Task to complete
Retype exactly the lines from the one containing "What does this" through the last line of the records below, including both, and leave out any pictures.
— Start of Supplied entries —
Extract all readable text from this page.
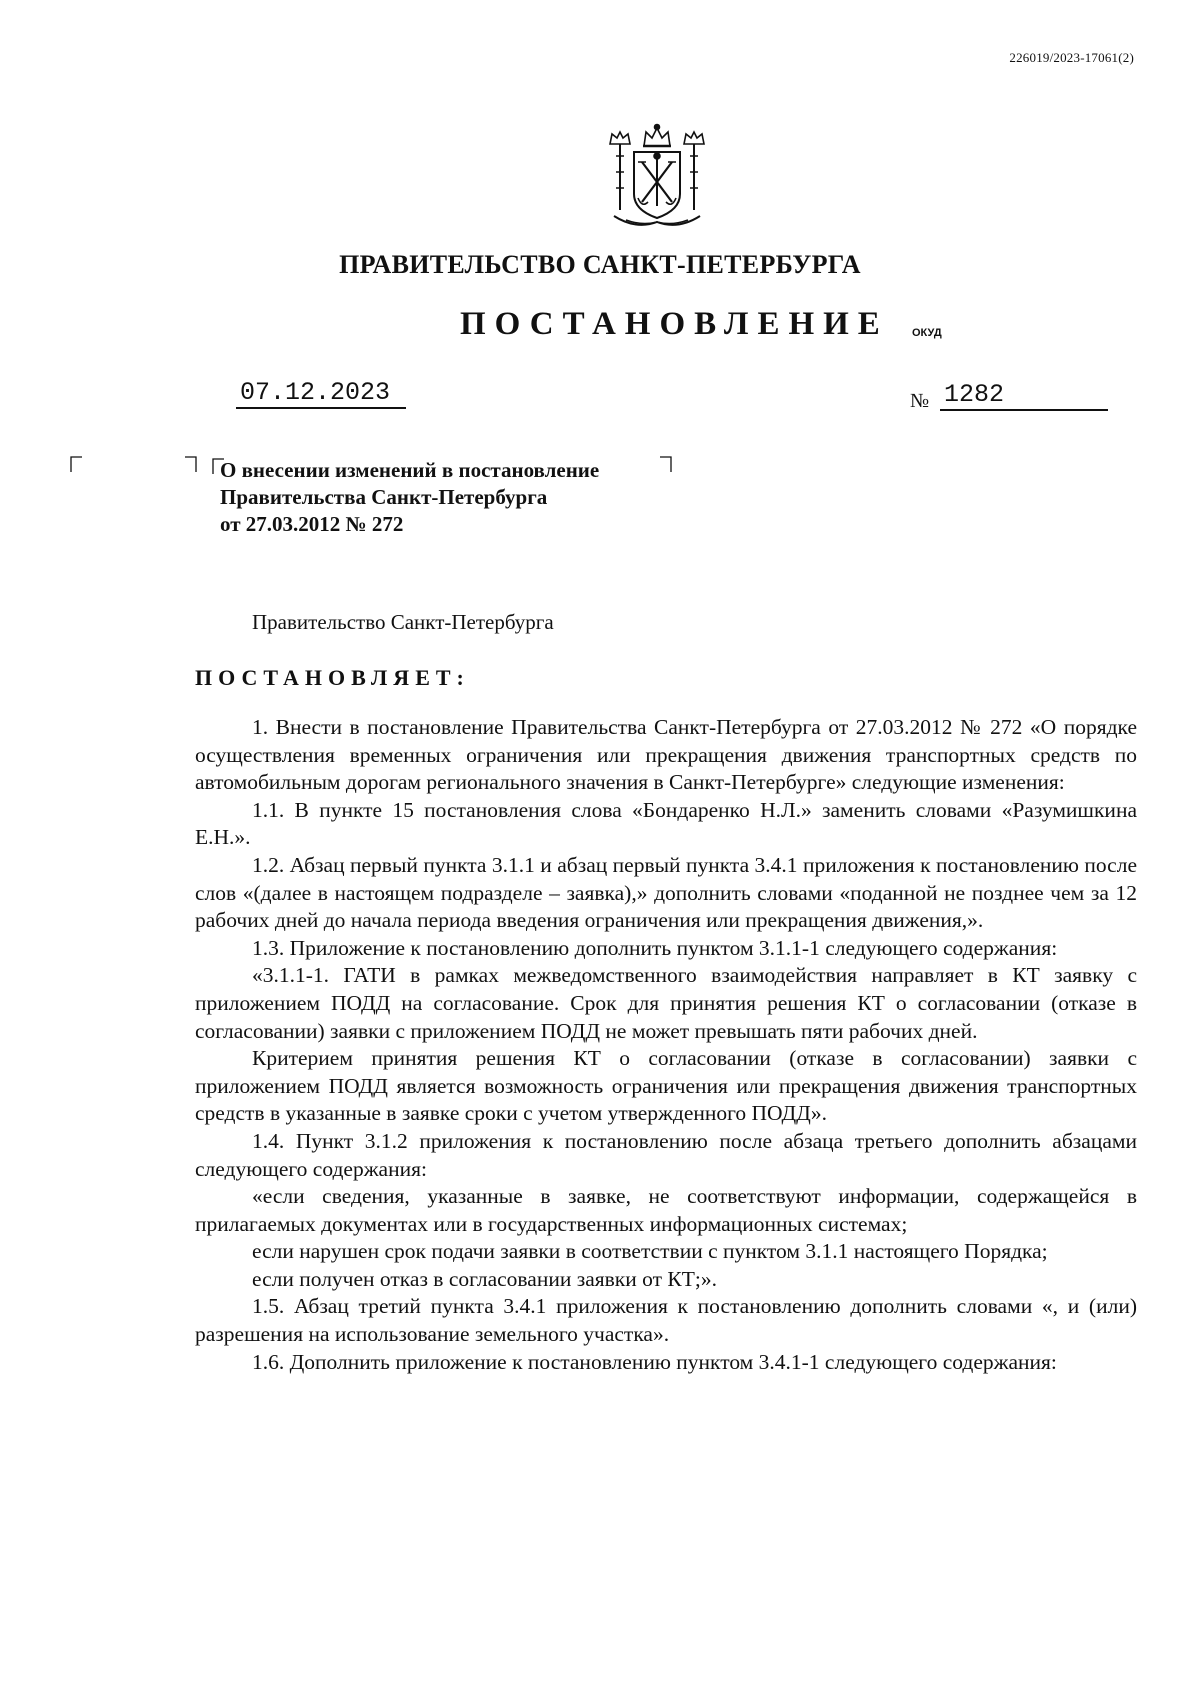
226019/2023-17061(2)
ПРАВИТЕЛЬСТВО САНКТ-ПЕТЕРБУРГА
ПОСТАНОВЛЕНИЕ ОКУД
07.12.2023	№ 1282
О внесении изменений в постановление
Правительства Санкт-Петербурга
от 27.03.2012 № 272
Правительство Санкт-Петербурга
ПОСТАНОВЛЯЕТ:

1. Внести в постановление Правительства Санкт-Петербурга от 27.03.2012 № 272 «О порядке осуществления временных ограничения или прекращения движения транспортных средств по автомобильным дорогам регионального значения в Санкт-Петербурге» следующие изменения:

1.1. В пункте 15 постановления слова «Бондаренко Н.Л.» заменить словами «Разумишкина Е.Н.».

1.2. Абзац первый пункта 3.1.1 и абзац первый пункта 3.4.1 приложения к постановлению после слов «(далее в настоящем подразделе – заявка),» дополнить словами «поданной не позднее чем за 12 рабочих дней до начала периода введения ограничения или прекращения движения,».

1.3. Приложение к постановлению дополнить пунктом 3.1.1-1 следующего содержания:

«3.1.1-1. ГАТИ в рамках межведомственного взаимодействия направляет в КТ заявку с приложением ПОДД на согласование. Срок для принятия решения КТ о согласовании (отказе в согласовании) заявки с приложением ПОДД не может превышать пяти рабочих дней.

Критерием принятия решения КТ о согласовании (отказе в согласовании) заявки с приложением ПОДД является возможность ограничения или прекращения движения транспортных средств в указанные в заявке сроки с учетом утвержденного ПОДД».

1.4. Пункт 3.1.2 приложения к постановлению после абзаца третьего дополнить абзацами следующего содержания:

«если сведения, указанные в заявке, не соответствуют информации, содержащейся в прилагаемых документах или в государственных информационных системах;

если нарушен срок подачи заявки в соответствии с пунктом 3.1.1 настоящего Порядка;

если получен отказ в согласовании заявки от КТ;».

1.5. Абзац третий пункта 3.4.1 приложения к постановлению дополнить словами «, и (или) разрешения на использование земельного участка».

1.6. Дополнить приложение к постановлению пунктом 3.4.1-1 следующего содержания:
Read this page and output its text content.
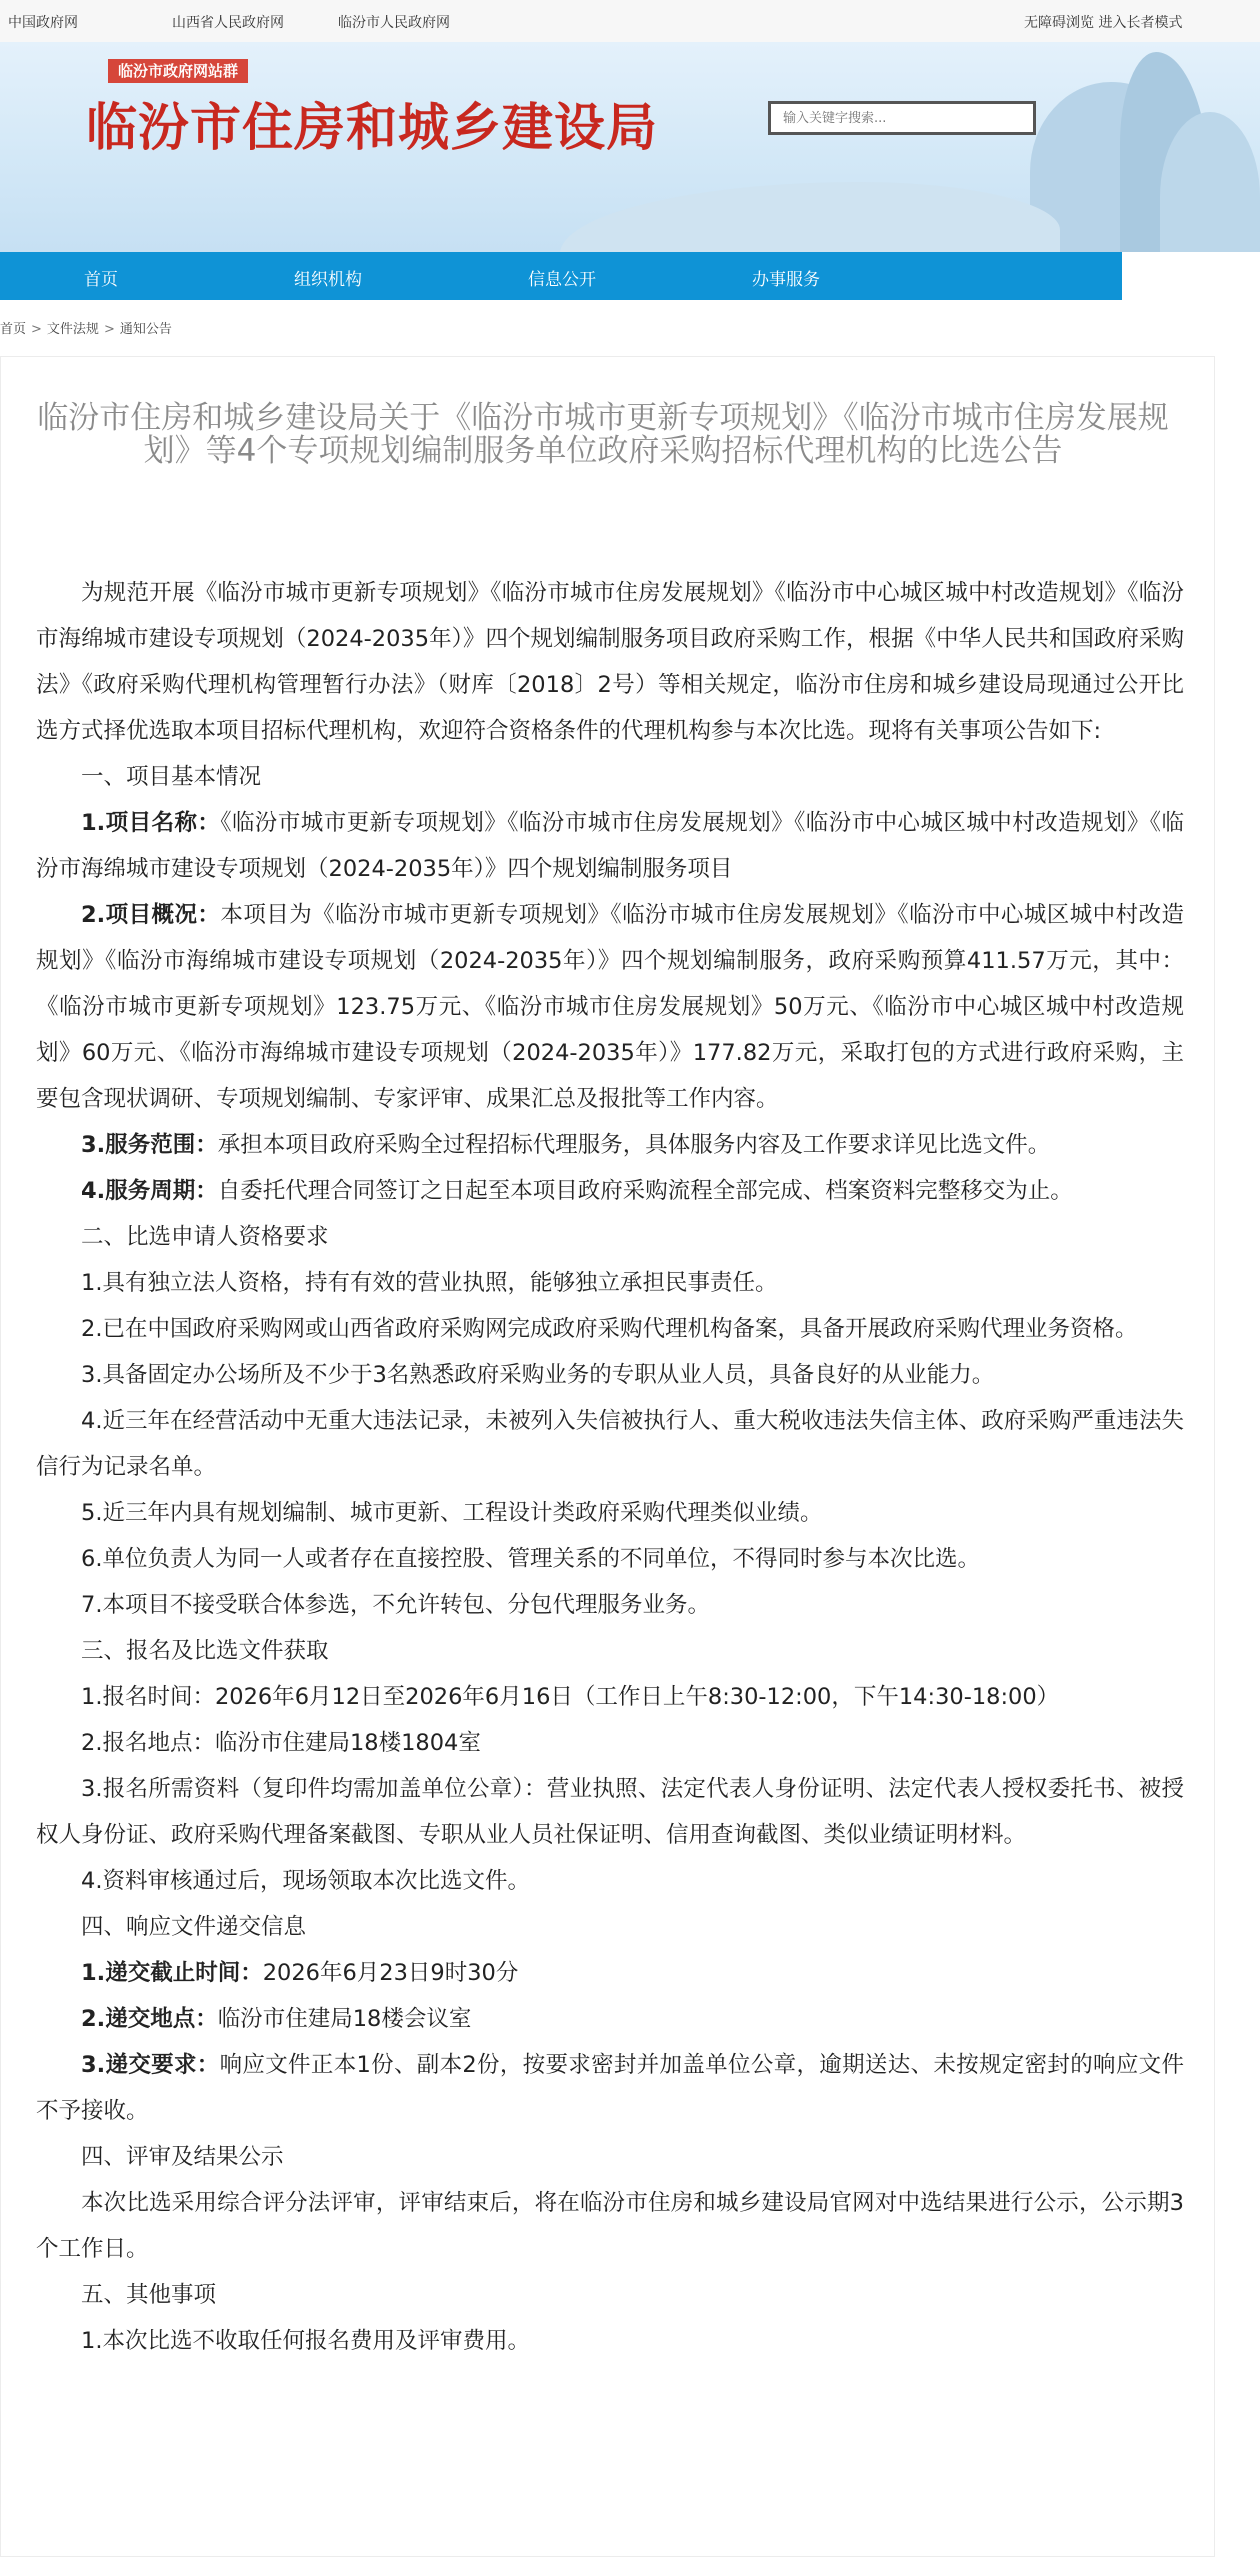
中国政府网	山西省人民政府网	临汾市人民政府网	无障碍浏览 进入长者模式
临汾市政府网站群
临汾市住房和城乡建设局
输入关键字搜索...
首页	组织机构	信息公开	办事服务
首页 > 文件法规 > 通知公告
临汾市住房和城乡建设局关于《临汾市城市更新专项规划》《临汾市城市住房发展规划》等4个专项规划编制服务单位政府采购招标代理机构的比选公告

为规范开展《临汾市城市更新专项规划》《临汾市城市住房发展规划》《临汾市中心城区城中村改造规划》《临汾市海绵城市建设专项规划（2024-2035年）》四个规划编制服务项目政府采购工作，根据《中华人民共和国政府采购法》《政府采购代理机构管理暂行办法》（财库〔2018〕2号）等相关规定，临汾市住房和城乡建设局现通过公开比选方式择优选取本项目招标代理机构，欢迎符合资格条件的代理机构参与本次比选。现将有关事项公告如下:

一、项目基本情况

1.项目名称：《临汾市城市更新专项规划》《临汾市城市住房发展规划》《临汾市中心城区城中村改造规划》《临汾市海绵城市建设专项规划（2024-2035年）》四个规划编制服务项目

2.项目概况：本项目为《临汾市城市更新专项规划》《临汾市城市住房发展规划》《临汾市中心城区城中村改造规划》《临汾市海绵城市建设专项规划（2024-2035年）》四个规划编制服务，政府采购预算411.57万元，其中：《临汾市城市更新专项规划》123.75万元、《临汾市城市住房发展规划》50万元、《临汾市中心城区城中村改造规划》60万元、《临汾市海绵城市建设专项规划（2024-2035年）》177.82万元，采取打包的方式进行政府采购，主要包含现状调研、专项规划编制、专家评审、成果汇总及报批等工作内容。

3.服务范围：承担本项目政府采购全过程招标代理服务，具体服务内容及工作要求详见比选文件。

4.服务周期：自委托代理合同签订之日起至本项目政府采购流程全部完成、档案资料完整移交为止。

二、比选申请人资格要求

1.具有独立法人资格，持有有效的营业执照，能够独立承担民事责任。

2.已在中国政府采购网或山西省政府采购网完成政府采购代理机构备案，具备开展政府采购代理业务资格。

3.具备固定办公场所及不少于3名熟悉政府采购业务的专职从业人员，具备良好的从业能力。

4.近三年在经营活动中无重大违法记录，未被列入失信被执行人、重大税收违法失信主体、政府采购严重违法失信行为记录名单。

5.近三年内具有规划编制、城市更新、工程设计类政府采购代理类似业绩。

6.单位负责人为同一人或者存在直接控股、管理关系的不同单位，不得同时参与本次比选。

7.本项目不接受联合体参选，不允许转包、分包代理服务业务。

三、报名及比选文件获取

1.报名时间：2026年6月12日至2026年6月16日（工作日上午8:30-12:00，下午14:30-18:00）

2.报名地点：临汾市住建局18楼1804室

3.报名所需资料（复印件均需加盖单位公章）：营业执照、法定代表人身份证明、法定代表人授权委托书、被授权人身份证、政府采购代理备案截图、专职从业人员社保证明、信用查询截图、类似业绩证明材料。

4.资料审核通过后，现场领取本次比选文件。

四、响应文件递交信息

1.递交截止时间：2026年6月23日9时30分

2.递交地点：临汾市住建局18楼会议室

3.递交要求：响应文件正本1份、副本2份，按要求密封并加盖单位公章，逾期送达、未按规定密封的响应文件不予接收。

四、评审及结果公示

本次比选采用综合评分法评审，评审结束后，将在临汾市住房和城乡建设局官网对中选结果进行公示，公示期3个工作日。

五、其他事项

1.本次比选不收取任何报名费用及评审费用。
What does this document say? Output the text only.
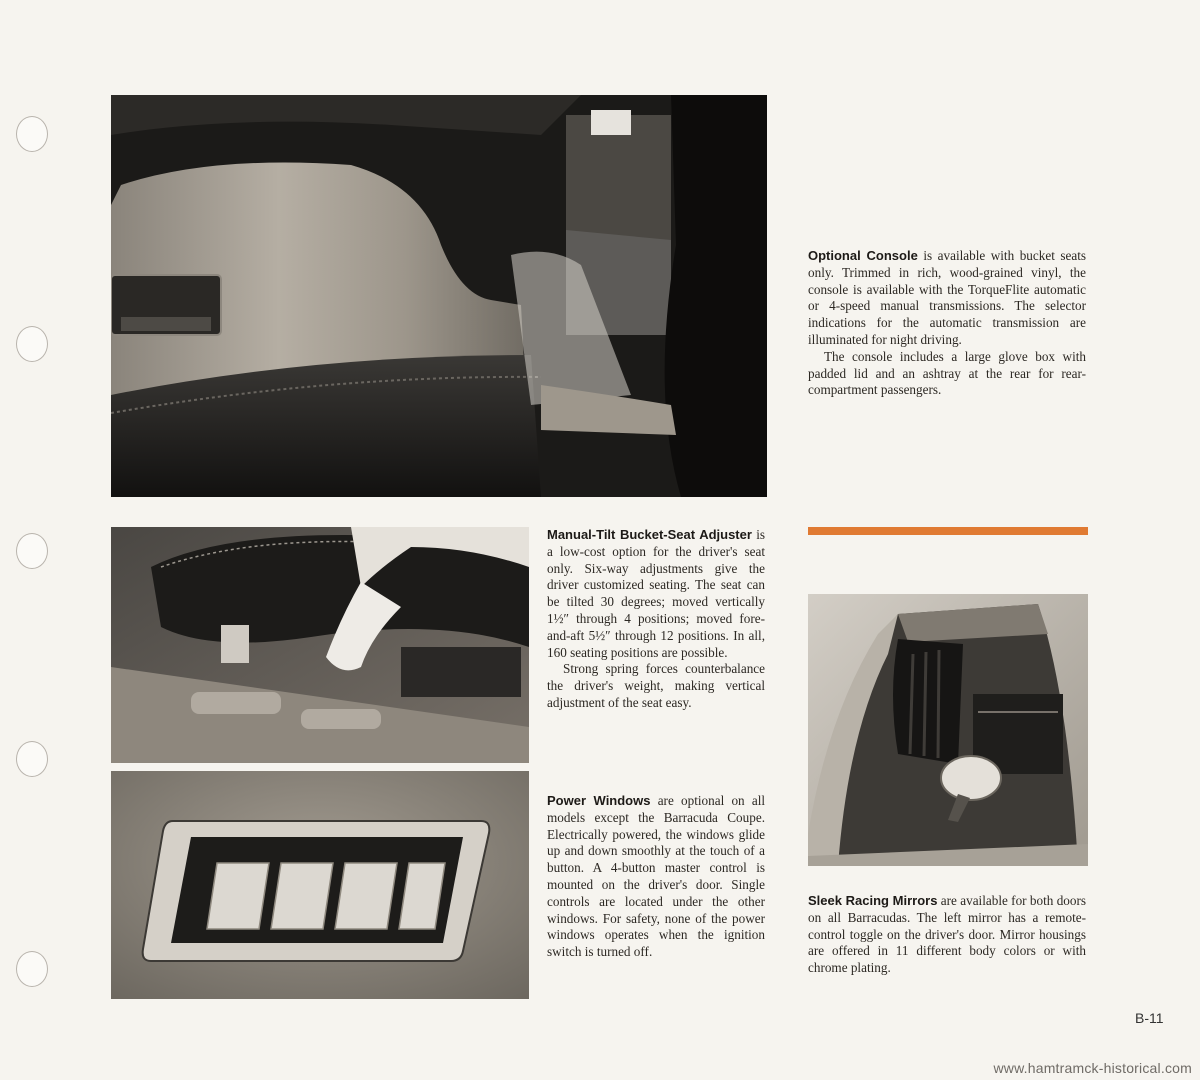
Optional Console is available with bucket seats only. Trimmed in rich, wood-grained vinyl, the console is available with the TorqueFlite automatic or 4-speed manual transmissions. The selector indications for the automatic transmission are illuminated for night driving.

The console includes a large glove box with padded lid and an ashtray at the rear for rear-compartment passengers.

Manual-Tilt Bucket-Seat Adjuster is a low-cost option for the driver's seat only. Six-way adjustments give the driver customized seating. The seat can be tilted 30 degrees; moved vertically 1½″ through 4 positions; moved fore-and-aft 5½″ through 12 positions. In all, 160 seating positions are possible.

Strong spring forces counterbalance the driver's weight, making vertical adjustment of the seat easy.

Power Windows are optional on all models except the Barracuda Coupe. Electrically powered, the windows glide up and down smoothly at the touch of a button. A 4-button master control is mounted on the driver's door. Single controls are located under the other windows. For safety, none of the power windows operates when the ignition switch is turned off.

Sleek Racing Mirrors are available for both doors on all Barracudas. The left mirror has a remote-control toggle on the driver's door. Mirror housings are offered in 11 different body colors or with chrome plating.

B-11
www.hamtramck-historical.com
— End of Supplied entries —
Output of the task
What does this document say? Output the text only.
Optional Console is available with bucket seats only. Trimmed in rich, wood-grained vinyl, the console is available with the TorqueFlite automatic or 4-speed manual transmissions. The selector indications for the automatic transmission are illuminated for night driving.

The console includes a large glove box with padded lid and an ashtray at the rear for rear-compartment passengers.

Manual-Tilt Bucket-Seat Adjuster is a low-cost option for the driver's seat only. Six-way adjustments give the driver customized seating. The seat can be tilted 30 degrees; moved vertically 1½″ through 4 positions; moved fore-and-aft 5½″ through 12 positions. In all, 160 seating positions are possible.

Strong spring forces counterbalance the driver's weight, making vertical adjustment of the seat easy.

Power Windows are optional on all models except the Barracuda Coupe. Electrically powered, the windows glide up and down smoothly at the touch of a button. A 4-button master control is mounted on the driver's door. Single controls are located under the other windows. For safety, none of the power windows operates when the ignition switch is turned off.

Sleek Racing Mirrors are available for both doors on all Barracudas. The left mirror has a remote-control toggle on the driver's door. Mirror housings are offered in 11 different body colors or with chrome plating.

B-11
www.hamtramck-historical.com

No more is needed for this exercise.